- Stored data -
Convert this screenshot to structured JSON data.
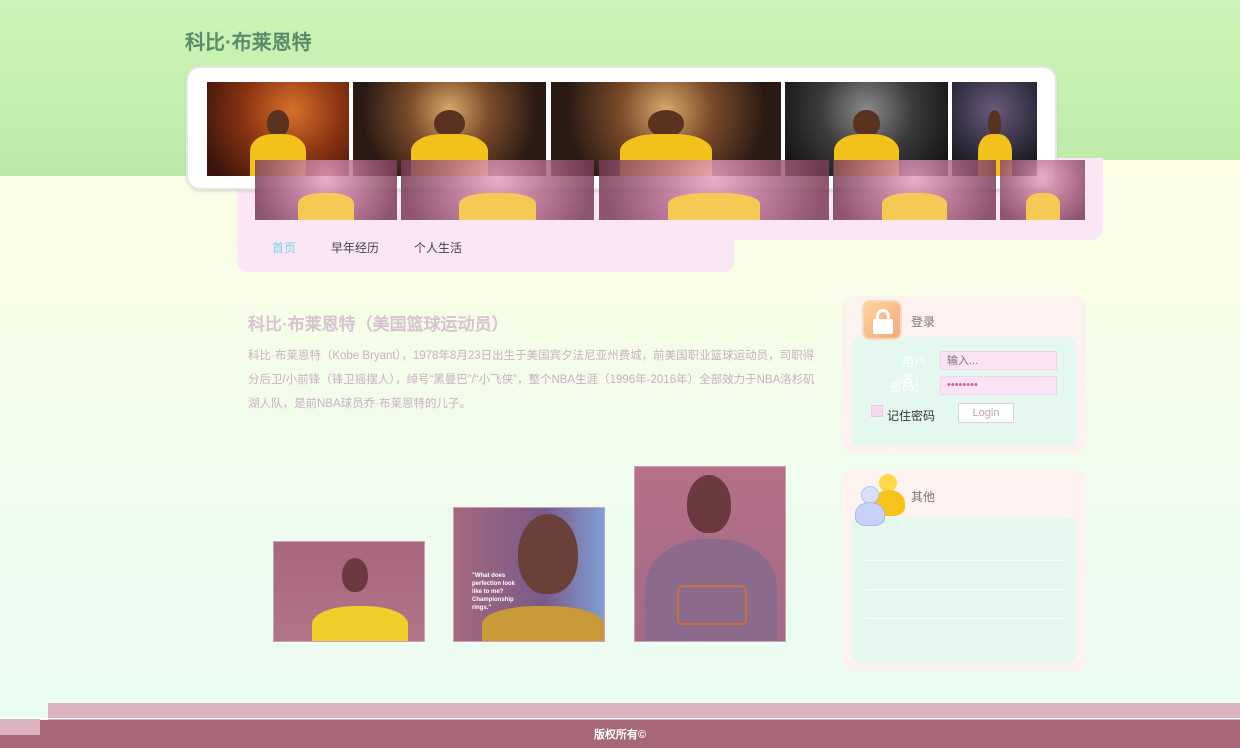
{
  "site": {
    "title": "科比·布莱恩特"
  },
  "nav": [
    {
      "label": "首页",
      "active": true
    },
    {
      "label": "早年经历",
      "active": false
    },
    {
      "label": "个人生活",
      "active": false
    }
  ],
  "article": {
    "title": "科比·布莱恩特（美国篮球运动员）",
    "body": "科比·布莱恩特（Kobe Bryant），1978年8月23日出生于美国宾夕法尼亚州费城，前美国职业篮球运动员，司职得分后卫/小前锋（锋卫摇摆人），绰号“黑曼巴”/“小飞侠”，整个NBA生涯（1996年-2016年）全部效力于NBA洛杉矶湖人队，是前NBA球员乔·布莱恩特的儿子。"
  },
  "gallery": {
    "photo2_caption": "\"What does perfection look like to me? Championship rings.\""
  },
  "login": {
    "heading": "登录",
    "user_label": "用户名：",
    "pass_label": "密码：",
    "user_placeholder": "输入...",
    "pass_value": "••••••••",
    "remember_label": "记住密码",
    "button_label": "Login"
  },
  "other": {
    "heading": "其他"
  },
  "footer": {
    "text": "版权所有©"
  },
  "colors": {
    "top_band": "#c4efae",
    "nav_active": "#7ccff0",
    "footer": "#a86679",
    "panel": "#fbe6f6"
  },
  "icons": {
    "login": "lock-icon",
    "other": "people-icon"
  }
}
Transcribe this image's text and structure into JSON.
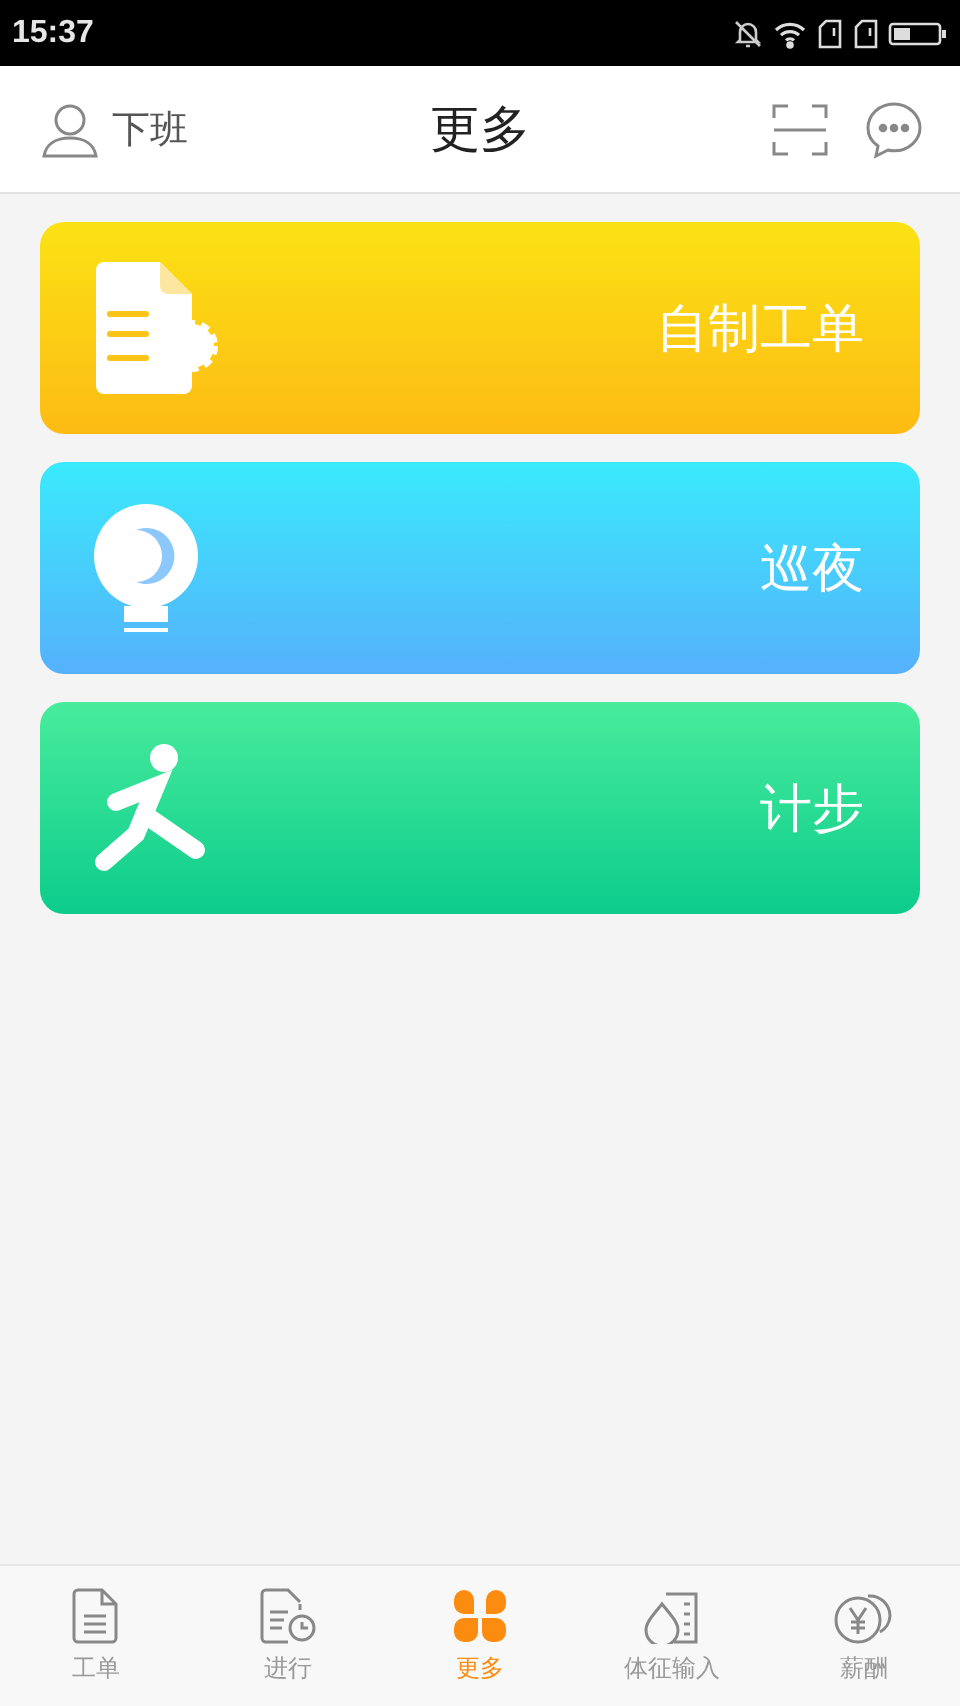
{
  "status_bar": {
    "time": "15:37"
  },
  "header": {
    "user_label": "下班",
    "title": "更多"
  },
  "cards": [
    {
      "kind": "workorder",
      "label": "自制工单"
    },
    {
      "kind": "night",
      "label": "巡夜"
    },
    {
      "kind": "steps",
      "label": "计步"
    }
  ],
  "tab_bar": [
    {
      "kind": "doc",
      "label": "工单",
      "selected": false
    },
    {
      "kind": "progress",
      "label": "进行",
      "selected": false
    },
    {
      "kind": "more",
      "label": "更多",
      "selected": true
    },
    {
      "kind": "vitals",
      "label": "体征输入",
      "selected": false
    },
    {
      "kind": "salary",
      "label": "薪酬",
      "selected": false
    }
  ]
}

- Brief -
Copy the records exactly. Skip the pictures.

- Final result -
Convert this screenshot to structured JSON data.
{
  "site": {
    "title": "科比·布莱恩特"
  },
  "nav": [
    {
      "label": "首页",
      "active": true
    },
    {
      "label": "早年经历",
      "active": false
    },
    {
      "label": "个人生活",
      "active": false
    }
  ],
  "article": {
    "title": "科比·布莱恩特（美国篮球运动员）",
    "body": "科比·布莱恩特（Kobe Bryant），1978年8月23日出生于美国宾夕法尼亚州费城，前美国职业篮球运动员，司职得分后卫/小前锋（锋卫摇摆人），绰号“黑曼巴”/“小飞侠”，整个NBA生涯（1996年-2016年）全部效力于NBA洛杉矶湖人队，是前NBA球员乔·布莱恩特的儿子。"
  },
  "gallery": {
    "photo2_caption": "\"What does perfection look like to me? Championship rings.\""
  },
  "login": {
    "heading": "登录",
    "user_label": "用户名：",
    "pass_label": "密码：",
    "user_placeholder": "输入...",
    "pass_value": "••••••••",
    "remember_label": "记住密码",
    "button_label": "Login"
  },
  "other": {
    "heading": "其他"
  },
  "footer": {
    "text": "版权所有©"
  },
  "colors": {
    "top_band": "#c4efae",
    "nav_active": "#7ccff0",
    "footer": "#a86679",
    "panel": "#fbe6f6"
  },
  "icons": {
    "login": "lock-icon",
    "other": "people-icon"
  }
}
Transcribe this image's text and structure into JSON.
{
  "status_bar": {
    "time": "15:37"
  },
  "header": {
    "user_label": "下班",
    "title": "更多"
  },
  "cards": [
    {
      "kind": "workorder",
      "label": "自制工单"
    },
    {
      "kind": "night",
      "label": "巡夜"
    },
    {
      "kind": "steps",
      "label": "计步"
    }
  ],
  "tab_bar": [
    {
      "kind": "doc",
      "label": "工单",
      "selected": false
    },
    {
      "kind": "progress",
      "label": "进行",
      "selected": false
    },
    {
      "kind": "more",
      "label": "更多",
      "selected": true
    },
    {
      "kind": "vitals",
      "label": "体征输入",
      "selected": false
    },
    {
      "kind": "salary",
      "label": "薪酬",
      "selected": false
    }
  ]
}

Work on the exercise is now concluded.